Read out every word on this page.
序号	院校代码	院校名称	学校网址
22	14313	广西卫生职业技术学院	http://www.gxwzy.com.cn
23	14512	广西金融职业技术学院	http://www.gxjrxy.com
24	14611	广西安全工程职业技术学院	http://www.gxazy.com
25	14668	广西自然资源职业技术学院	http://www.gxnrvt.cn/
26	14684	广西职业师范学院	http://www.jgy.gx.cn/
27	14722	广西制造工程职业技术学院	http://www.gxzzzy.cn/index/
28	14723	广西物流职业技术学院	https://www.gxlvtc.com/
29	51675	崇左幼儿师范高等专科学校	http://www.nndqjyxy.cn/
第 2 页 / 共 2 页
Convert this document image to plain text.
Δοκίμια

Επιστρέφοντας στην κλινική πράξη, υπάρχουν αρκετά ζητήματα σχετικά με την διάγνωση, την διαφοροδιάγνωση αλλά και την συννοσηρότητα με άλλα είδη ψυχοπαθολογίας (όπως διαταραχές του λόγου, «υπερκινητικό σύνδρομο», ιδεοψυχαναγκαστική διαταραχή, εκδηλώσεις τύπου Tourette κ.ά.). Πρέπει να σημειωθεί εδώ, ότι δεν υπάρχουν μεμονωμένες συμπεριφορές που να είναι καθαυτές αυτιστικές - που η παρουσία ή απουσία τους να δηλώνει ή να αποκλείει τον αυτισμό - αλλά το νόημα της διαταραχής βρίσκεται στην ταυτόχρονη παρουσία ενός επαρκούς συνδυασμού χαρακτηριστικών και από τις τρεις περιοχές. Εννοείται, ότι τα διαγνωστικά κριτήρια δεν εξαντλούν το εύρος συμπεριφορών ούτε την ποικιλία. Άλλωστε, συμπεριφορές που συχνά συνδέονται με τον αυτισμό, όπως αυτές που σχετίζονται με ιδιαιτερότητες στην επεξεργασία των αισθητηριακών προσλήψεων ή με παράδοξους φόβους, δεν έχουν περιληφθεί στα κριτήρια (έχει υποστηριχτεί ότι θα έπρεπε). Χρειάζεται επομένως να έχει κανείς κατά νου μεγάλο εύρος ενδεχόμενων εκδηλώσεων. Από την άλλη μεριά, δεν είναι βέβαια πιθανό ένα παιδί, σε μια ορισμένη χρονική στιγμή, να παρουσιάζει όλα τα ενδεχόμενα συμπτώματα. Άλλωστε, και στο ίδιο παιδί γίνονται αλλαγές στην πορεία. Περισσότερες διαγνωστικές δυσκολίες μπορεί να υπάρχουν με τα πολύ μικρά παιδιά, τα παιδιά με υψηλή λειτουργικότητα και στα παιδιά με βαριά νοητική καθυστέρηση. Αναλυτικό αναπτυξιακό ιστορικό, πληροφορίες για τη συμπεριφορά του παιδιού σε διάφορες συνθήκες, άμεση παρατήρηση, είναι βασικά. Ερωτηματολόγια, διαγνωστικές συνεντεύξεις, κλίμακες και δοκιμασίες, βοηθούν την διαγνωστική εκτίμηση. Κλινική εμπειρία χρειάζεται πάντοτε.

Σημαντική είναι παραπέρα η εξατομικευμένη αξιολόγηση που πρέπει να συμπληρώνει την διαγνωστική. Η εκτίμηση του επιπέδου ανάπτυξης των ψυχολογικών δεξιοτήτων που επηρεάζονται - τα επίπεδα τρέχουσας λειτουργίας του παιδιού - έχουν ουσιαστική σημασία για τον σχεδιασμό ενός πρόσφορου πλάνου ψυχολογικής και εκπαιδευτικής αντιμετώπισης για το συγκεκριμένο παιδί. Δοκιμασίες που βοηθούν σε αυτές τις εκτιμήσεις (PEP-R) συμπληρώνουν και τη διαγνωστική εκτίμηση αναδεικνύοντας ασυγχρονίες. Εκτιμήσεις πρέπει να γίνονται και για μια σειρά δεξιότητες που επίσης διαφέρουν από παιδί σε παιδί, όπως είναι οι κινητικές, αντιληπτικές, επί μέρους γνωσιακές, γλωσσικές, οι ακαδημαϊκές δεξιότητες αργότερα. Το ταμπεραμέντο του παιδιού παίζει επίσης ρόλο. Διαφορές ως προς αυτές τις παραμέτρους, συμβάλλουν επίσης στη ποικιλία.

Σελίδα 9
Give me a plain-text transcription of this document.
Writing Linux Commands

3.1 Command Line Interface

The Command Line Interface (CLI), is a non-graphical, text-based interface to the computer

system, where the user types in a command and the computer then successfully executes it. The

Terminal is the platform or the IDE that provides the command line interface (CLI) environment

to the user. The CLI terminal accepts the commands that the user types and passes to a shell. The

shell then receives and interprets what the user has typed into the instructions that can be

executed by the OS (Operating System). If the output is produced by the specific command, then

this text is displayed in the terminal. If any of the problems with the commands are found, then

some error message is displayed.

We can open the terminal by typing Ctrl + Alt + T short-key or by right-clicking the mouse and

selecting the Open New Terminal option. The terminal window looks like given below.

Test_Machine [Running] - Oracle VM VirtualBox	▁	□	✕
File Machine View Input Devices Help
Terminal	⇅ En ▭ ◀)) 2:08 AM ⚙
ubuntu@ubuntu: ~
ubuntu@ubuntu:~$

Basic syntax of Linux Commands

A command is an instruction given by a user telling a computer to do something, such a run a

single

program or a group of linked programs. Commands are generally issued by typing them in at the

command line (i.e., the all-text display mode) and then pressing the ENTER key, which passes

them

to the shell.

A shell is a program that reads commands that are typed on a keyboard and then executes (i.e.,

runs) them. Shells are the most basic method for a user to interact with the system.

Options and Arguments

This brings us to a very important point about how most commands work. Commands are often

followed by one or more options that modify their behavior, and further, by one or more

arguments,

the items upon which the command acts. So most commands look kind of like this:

----------

*What is needed*:
Take every line above carrying "given" and return it.

*The answer*:
selecting the Open New Terminal option. The terminal window looks like given below.
A command is an instruction given by a user telling a computer to do something, such a run a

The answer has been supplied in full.